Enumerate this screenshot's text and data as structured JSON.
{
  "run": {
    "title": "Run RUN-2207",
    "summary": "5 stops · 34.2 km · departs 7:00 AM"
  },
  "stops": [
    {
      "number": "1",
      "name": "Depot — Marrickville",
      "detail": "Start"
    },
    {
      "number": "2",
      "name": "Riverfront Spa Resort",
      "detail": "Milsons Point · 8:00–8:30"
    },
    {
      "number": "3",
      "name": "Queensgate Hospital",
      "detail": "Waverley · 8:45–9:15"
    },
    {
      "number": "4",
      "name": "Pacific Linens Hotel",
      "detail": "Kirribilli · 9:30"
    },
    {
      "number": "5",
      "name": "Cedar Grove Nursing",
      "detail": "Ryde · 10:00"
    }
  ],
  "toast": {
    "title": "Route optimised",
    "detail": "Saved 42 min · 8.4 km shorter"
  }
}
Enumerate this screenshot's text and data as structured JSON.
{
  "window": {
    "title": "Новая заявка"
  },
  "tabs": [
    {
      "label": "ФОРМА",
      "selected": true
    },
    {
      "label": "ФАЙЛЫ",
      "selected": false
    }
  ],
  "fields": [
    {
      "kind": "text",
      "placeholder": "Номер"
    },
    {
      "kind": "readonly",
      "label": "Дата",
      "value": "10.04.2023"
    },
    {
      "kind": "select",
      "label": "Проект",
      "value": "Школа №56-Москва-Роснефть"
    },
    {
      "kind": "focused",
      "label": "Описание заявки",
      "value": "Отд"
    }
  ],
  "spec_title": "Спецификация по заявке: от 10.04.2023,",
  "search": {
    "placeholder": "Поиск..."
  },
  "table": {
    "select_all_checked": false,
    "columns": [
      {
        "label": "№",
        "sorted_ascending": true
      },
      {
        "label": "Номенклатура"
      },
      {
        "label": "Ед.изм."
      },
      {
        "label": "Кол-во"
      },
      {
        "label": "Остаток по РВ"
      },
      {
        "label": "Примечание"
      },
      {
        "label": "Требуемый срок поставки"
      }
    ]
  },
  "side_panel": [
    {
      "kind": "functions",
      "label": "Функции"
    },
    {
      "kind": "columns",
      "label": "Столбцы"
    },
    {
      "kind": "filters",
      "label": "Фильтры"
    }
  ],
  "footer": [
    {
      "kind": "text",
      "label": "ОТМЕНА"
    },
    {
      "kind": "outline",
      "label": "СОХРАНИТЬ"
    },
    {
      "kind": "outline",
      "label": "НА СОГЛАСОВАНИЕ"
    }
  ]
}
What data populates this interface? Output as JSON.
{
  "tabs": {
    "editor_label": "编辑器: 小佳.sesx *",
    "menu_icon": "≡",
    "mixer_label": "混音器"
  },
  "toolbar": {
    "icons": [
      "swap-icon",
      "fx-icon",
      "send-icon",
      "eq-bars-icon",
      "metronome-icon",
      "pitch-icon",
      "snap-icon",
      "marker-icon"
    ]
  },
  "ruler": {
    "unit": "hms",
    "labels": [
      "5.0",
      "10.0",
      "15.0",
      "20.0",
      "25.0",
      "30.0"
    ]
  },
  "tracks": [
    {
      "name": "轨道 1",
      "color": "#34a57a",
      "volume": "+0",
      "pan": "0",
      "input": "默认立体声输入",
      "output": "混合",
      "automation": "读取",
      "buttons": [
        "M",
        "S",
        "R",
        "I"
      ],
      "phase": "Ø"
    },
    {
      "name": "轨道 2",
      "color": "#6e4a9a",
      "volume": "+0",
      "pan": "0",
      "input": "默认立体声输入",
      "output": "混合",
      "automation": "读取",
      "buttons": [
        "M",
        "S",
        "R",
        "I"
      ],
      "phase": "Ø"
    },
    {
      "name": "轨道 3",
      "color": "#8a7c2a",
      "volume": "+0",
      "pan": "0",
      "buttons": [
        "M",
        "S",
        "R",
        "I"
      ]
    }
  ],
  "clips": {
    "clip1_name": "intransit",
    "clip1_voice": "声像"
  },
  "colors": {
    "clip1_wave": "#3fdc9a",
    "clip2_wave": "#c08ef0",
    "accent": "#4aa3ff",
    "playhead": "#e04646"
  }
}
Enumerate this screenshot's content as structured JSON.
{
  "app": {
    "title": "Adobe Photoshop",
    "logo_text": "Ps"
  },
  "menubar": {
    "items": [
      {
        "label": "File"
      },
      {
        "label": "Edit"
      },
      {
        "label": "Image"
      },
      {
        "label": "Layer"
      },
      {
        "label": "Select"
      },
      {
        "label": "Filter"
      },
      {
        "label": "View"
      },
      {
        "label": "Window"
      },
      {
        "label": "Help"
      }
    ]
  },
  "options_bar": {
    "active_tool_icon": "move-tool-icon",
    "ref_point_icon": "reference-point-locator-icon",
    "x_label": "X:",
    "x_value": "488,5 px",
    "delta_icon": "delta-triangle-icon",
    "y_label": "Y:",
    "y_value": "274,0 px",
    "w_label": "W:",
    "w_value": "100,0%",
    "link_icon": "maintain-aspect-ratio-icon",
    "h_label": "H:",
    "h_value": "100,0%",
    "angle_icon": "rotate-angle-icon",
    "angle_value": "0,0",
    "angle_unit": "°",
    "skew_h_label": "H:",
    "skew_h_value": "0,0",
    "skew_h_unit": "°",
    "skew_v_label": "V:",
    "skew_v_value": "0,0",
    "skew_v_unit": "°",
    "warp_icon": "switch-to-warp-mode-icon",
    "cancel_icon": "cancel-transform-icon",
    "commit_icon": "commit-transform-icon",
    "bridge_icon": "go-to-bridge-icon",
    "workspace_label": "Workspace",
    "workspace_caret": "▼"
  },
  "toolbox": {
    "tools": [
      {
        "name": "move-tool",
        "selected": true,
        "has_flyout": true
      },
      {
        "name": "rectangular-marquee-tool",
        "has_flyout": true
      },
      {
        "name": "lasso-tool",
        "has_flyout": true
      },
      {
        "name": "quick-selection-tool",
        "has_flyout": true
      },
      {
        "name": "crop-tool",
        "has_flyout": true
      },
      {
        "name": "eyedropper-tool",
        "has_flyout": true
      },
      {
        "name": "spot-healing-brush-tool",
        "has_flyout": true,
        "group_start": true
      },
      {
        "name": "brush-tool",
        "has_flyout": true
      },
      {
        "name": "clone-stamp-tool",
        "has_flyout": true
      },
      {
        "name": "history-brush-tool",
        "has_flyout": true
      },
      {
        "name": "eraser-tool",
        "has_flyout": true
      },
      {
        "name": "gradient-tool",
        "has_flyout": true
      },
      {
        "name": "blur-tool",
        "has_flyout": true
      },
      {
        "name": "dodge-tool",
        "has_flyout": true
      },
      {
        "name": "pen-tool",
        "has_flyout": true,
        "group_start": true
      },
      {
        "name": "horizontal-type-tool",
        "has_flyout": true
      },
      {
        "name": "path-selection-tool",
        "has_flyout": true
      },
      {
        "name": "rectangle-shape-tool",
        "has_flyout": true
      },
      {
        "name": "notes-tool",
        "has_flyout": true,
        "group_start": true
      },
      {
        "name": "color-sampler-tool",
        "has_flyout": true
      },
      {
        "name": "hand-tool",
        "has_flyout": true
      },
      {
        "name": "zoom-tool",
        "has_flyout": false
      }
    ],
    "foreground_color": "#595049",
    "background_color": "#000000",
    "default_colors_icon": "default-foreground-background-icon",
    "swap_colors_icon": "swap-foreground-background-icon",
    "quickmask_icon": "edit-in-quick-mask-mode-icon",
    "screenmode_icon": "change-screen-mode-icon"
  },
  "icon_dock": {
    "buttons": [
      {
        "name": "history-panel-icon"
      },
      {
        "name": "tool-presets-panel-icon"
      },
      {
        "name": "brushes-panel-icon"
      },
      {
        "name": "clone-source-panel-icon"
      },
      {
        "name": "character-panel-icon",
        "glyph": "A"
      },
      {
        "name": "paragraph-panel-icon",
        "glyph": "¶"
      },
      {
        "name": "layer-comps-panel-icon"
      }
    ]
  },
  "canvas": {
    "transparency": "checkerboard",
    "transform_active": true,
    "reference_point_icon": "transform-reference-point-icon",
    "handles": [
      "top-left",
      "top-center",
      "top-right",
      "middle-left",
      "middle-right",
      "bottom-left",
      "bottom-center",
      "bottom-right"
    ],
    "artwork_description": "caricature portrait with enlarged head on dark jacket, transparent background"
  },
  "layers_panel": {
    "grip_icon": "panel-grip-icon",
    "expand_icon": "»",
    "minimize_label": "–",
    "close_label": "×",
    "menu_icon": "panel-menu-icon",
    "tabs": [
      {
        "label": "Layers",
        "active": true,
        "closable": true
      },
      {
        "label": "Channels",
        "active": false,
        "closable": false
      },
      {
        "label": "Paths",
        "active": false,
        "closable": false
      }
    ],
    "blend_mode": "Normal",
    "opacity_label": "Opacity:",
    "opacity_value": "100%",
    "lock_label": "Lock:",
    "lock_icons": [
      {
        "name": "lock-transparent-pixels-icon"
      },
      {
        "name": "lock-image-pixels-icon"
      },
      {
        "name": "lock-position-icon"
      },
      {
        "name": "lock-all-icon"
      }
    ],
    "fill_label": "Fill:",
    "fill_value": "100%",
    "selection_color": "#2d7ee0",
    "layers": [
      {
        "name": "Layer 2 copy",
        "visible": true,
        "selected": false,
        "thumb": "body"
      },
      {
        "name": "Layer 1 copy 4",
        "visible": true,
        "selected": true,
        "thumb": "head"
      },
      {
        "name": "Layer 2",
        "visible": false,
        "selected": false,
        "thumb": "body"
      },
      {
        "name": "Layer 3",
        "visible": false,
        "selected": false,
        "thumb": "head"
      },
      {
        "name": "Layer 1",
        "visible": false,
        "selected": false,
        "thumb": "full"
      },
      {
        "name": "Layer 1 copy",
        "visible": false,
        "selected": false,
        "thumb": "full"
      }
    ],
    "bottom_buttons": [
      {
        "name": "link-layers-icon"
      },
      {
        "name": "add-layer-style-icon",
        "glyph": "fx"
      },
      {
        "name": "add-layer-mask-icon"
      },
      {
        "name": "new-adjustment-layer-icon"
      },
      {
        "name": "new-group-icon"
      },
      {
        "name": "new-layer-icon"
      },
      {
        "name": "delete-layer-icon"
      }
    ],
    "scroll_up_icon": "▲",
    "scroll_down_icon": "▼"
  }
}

——————

### Requirements
Gather each line in the entries above where the string "history" is found.

### Full output
        "name": "history-brush-tool",
        "name": "history-panel-icon"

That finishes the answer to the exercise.